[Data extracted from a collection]

● ● ● ●

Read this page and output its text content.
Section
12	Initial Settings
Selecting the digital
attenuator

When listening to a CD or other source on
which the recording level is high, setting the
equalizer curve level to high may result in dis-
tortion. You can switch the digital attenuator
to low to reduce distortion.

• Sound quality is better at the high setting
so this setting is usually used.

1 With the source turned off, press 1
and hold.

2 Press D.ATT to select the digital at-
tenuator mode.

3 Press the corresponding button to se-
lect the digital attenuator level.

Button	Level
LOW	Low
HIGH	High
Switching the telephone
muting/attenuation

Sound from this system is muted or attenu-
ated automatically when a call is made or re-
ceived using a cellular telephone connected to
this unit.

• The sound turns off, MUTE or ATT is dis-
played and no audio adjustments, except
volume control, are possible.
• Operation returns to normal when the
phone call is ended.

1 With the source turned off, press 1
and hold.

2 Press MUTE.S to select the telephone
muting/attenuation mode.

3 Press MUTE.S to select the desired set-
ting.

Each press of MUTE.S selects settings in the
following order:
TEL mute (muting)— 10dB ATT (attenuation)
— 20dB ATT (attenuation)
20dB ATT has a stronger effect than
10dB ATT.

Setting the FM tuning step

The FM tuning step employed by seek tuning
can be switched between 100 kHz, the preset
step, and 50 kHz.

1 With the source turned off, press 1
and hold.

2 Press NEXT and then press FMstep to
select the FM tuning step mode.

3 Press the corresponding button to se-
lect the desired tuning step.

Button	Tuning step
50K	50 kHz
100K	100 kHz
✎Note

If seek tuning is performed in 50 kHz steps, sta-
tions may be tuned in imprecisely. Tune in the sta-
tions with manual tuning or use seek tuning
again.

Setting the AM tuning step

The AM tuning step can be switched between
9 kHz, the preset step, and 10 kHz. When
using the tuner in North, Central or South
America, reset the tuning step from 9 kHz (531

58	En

● ● ● ●

**TASK TO COMPLETE:** Using the listing, collect all lines in which the string "call" is found.

**RESULT OF THIS TASK:**
ated automatically when a call is made or re-
phone call is ended.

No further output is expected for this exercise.